- _WRITTEN INSTRUCTION_
Pictures appear in the records below; write out everything else exactly.
━━ SUPPLIED INFORMATION ━━
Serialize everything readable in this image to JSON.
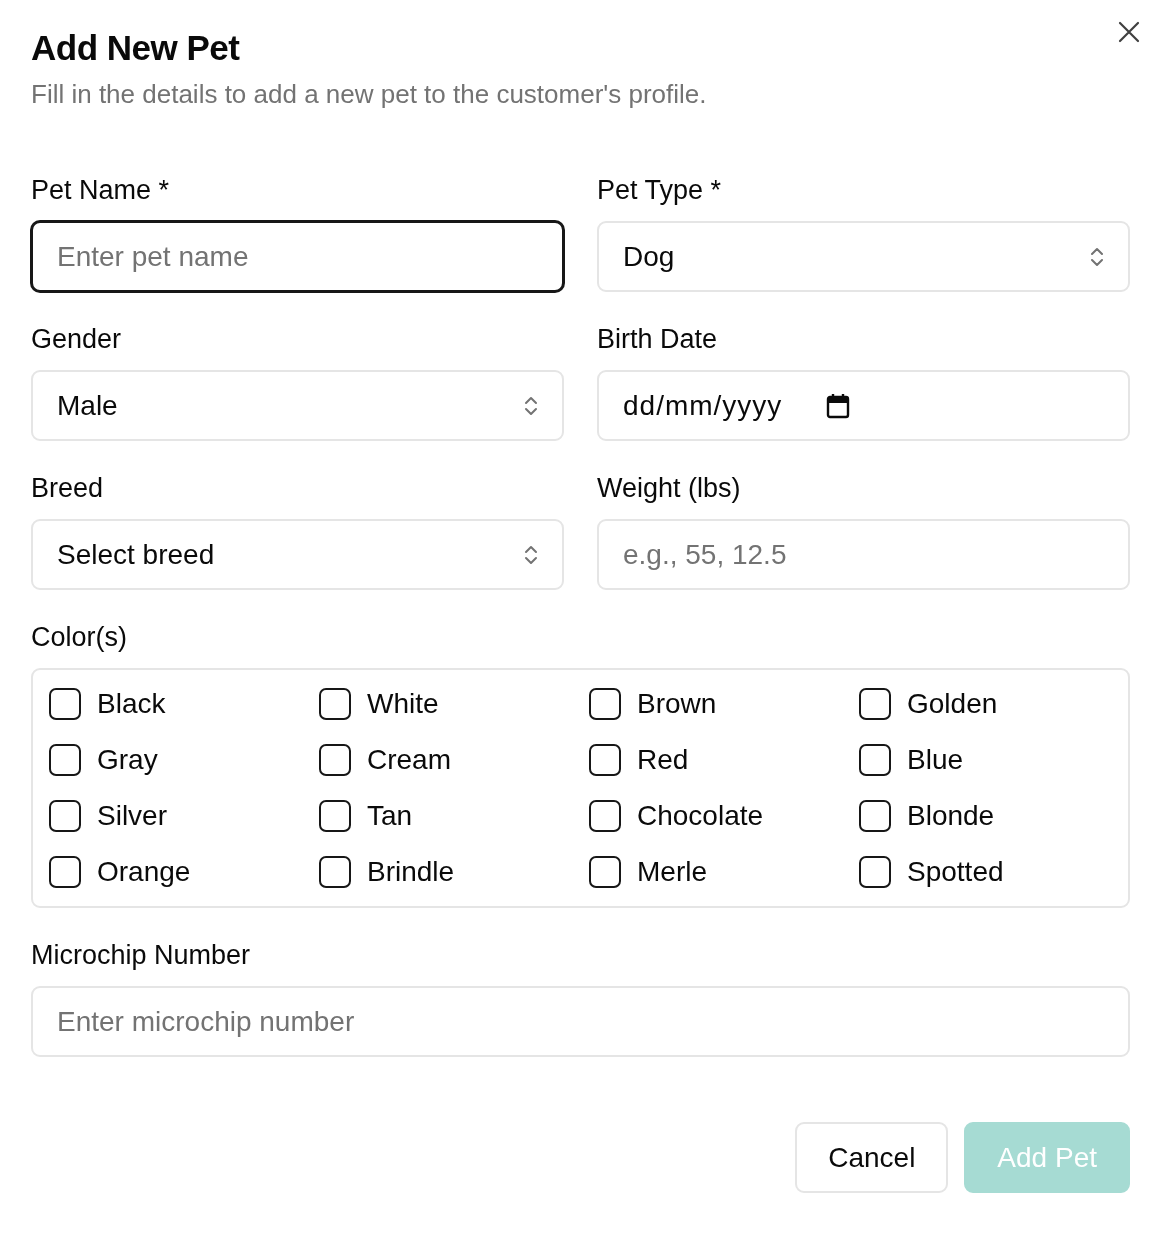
{
  "dialog": {
    "title": "Add New Pet",
    "subtitle": "Fill in the details to add a new pet to the customer's profile."
  },
  "fields": [
    {
      "kind": "text",
      "label": "Pet Name *",
      "placeholder": "Enter pet name",
      "focused": true
    },
    {
      "kind": "select",
      "label": "Pet Type *",
      "value": "Dog",
      "focused": false
    },
    {
      "kind": "select",
      "label": "Gender",
      "value": "Male",
      "focused": false
    },
    {
      "kind": "date",
      "label": "Birth Date",
      "value": "dd/mm/yyyy",
      "focused": false
    },
    {
      "kind": "select",
      "label": "Breed",
      "value": "Select breed",
      "focused": false
    },
    {
      "kind": "text",
      "label": "Weight (lbs)",
      "placeholder": "e.g., 55, 12.5",
      "focused": false
    }
  ],
  "colors": {
    "label": "Color(s)",
    "options": [
      {
        "label": "Black",
        "checked": false
      },
      {
        "label": "White",
        "checked": false
      },
      {
        "label": "Brown",
        "checked": false
      },
      {
        "label": "Golden",
        "checked": false
      },
      {
        "label": "Gray",
        "checked": false
      },
      {
        "label": "Cream",
        "checked": false
      },
      {
        "label": "Red",
        "checked": false
      },
      {
        "label": "Blue",
        "checked": false
      },
      {
        "label": "Silver",
        "checked": false
      },
      {
        "label": "Tan",
        "checked": false
      },
      {
        "label": "Chocolate",
        "checked": false
      },
      {
        "label": "Blonde",
        "checked": false
      },
      {
        "label": "Orange",
        "checked": false
      },
      {
        "label": "Brindle",
        "checked": false
      },
      {
        "label": "Merle",
        "checked": false
      },
      {
        "label": "Spotted",
        "checked": false
      }
    ]
  },
  "microchip": {
    "label": "Microchip Number",
    "placeholder": "Enter microchip number"
  },
  "buttons": [
    {
      "kind": "secondary",
      "label": "Cancel",
      "disabled": false
    },
    {
      "kind": "primary",
      "label": "Add Pet",
      "disabled": true
    }
  ]
}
━━━
- _THE RESPONSE_
Serialize everything readable in this image to JSON.
{
  "dialog": {
    "title": "Add New Pet",
    "subtitle": "Fill in the details to add a new pet to the customer's profile."
  },
  "fields": [
    {
      "kind": "text",
      "label": "Pet Name *",
      "placeholder": "Enter pet name",
      "focused": true
    },
    {
      "kind": "select",
      "label": "Pet Type *",
      "value": "Dog",
      "focused": false
    },
    {
      "kind": "select",
      "label": "Gender",
      "value": "Male",
      "focused": false
    },
    {
      "kind": "date",
      "label": "Birth Date",
      "value": "dd/mm/yyyy",
      "focused": false
    },
    {
      "kind": "select",
      "label": "Breed",
      "value": "Select breed",
      "focused": false
    },
    {
      "kind": "text",
      "label": "Weight (lbs)",
      "placeholder": "e.g., 55, 12.5",
      "focused": false
    }
  ],
  "colors": {
    "label": "Color(s)",
    "options": [
      {
        "label": "Black",
        "checked": false
      },
      {
        "label": "White",
        "checked": false
      },
      {
        "label": "Brown",
        "checked": false
      },
      {
        "label": "Golden",
        "checked": false
      },
      {
        "label": "Gray",
        "checked": false
      },
      {
        "label": "Cream",
        "checked": false
      },
      {
        "label": "Red",
        "checked": false
      },
      {
        "label": "Blue",
        "checked": false
      },
      {
        "label": "Silver",
        "checked": false
      },
      {
        "label": "Tan",
        "checked": false
      },
      {
        "label": "Chocolate",
        "checked": false
      },
      {
        "label": "Blonde",
        "checked": false
      },
      {
        "label": "Orange",
        "checked": false
      },
      {
        "label": "Brindle",
        "checked": false
      },
      {
        "label": "Merle",
        "checked": false
      },
      {
        "label": "Spotted",
        "checked": false
      }
    ]
  },
  "microchip": {
    "label": "Microchip Number",
    "placeholder": "Enter microchip number"
  },
  "buttons": [
    {
      "kind": "secondary",
      "label": "Cancel",
      "disabled": false
    },
    {
      "kind": "primary",
      "label": "Add Pet",
      "disabled": true
    }
  ]
}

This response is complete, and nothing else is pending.